# What the task asks
Looking at the listing beneath, work out how many lines hold "text" and report only that figure.

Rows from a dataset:
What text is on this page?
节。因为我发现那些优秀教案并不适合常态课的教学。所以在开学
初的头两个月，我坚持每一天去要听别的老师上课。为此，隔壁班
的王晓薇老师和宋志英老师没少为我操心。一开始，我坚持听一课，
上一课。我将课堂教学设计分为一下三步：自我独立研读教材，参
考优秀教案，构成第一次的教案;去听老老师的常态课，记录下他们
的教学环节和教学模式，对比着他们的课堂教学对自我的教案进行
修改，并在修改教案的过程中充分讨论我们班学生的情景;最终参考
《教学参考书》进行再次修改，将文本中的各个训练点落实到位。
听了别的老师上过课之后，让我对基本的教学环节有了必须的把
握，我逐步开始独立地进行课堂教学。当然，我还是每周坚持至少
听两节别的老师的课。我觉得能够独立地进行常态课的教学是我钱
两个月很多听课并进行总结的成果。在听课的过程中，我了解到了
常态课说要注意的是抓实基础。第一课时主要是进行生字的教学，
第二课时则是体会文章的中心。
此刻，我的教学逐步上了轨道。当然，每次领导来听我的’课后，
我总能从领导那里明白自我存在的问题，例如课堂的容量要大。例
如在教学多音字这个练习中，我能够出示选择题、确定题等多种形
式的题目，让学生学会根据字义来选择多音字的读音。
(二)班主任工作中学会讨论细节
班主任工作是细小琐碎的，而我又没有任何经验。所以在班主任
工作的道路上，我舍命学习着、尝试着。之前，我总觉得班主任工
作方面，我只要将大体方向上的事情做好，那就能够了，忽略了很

==

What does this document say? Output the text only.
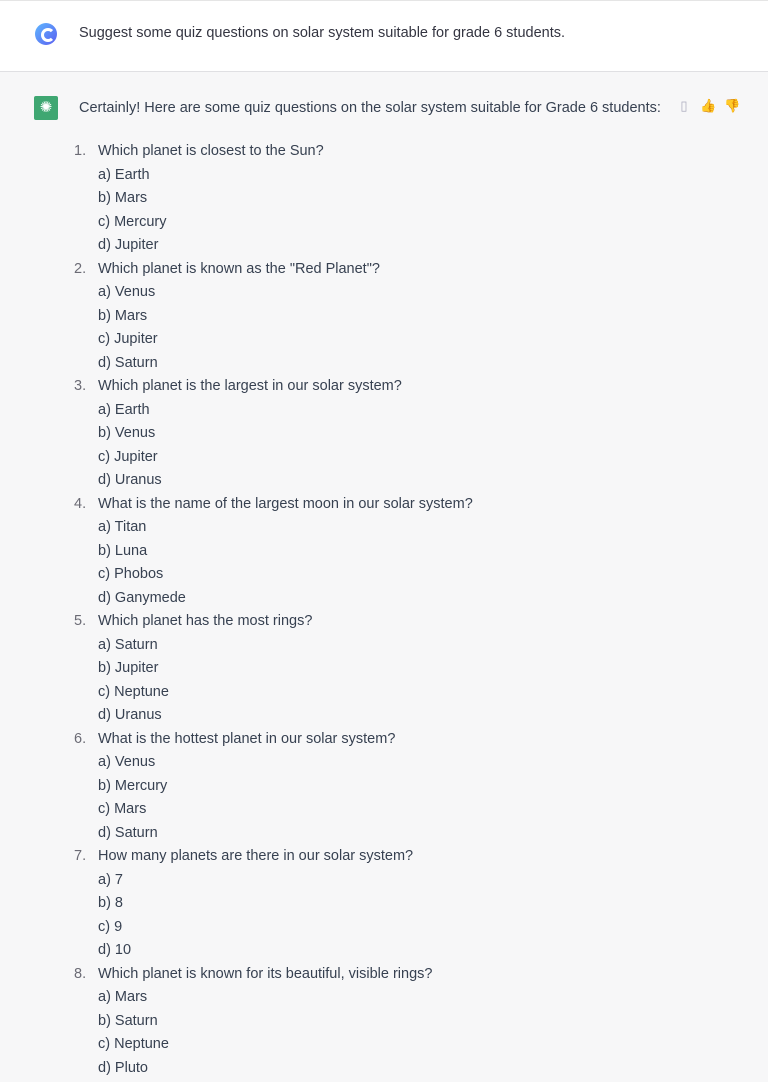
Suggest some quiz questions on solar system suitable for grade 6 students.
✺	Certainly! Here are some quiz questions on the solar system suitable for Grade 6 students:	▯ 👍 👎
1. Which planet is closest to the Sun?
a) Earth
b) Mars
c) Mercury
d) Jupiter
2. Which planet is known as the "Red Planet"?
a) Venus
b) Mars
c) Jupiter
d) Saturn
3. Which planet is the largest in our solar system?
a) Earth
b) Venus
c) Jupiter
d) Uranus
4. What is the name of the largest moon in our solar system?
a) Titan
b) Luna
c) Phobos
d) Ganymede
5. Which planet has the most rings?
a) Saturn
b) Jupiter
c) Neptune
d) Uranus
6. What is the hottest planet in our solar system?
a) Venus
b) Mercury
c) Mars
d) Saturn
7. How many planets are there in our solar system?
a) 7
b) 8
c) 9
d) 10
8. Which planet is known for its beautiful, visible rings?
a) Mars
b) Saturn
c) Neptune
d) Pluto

==

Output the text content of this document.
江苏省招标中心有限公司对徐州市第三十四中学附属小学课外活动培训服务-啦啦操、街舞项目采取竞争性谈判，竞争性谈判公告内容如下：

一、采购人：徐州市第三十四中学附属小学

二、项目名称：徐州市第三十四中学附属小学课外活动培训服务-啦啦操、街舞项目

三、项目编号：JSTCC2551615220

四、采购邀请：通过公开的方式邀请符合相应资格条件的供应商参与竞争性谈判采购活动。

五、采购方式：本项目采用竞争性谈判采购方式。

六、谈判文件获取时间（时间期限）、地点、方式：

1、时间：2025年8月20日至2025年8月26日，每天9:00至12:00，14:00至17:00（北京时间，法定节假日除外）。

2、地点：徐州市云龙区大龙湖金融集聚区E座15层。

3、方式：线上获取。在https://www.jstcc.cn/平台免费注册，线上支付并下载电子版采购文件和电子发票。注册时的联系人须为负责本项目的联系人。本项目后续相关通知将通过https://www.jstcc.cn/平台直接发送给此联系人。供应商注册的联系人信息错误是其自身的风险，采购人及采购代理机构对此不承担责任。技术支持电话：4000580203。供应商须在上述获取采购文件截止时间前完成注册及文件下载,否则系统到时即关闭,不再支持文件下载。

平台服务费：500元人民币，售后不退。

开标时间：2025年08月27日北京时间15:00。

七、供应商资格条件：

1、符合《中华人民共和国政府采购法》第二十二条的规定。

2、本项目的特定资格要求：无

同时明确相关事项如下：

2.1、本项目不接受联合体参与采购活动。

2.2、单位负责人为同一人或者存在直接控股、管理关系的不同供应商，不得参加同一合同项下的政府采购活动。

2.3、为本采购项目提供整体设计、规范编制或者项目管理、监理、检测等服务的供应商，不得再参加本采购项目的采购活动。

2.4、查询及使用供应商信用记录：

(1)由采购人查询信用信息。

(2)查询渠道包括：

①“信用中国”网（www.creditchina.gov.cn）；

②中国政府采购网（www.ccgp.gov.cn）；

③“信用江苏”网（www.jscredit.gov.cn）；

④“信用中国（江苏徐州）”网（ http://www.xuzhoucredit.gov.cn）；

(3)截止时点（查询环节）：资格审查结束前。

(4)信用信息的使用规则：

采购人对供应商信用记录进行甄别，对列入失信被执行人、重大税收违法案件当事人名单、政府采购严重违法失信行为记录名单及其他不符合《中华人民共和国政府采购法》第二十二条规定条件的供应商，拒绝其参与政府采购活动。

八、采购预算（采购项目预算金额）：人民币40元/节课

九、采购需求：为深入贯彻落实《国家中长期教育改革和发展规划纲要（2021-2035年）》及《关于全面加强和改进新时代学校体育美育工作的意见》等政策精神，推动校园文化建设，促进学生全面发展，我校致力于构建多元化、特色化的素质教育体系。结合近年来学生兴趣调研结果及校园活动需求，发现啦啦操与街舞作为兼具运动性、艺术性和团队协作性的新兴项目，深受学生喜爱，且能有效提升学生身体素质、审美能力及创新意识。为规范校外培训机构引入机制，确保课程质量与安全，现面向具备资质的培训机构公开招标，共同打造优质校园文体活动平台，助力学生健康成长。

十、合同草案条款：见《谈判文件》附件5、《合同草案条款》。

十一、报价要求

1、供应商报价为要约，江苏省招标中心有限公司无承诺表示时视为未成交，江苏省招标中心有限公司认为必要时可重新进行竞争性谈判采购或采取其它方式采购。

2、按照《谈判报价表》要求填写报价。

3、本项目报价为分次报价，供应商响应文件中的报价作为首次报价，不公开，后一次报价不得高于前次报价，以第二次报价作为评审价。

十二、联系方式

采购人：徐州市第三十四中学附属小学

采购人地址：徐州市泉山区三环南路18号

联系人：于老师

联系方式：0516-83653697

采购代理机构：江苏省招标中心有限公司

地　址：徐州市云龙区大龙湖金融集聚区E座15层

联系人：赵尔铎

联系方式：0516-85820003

# Problem solution
3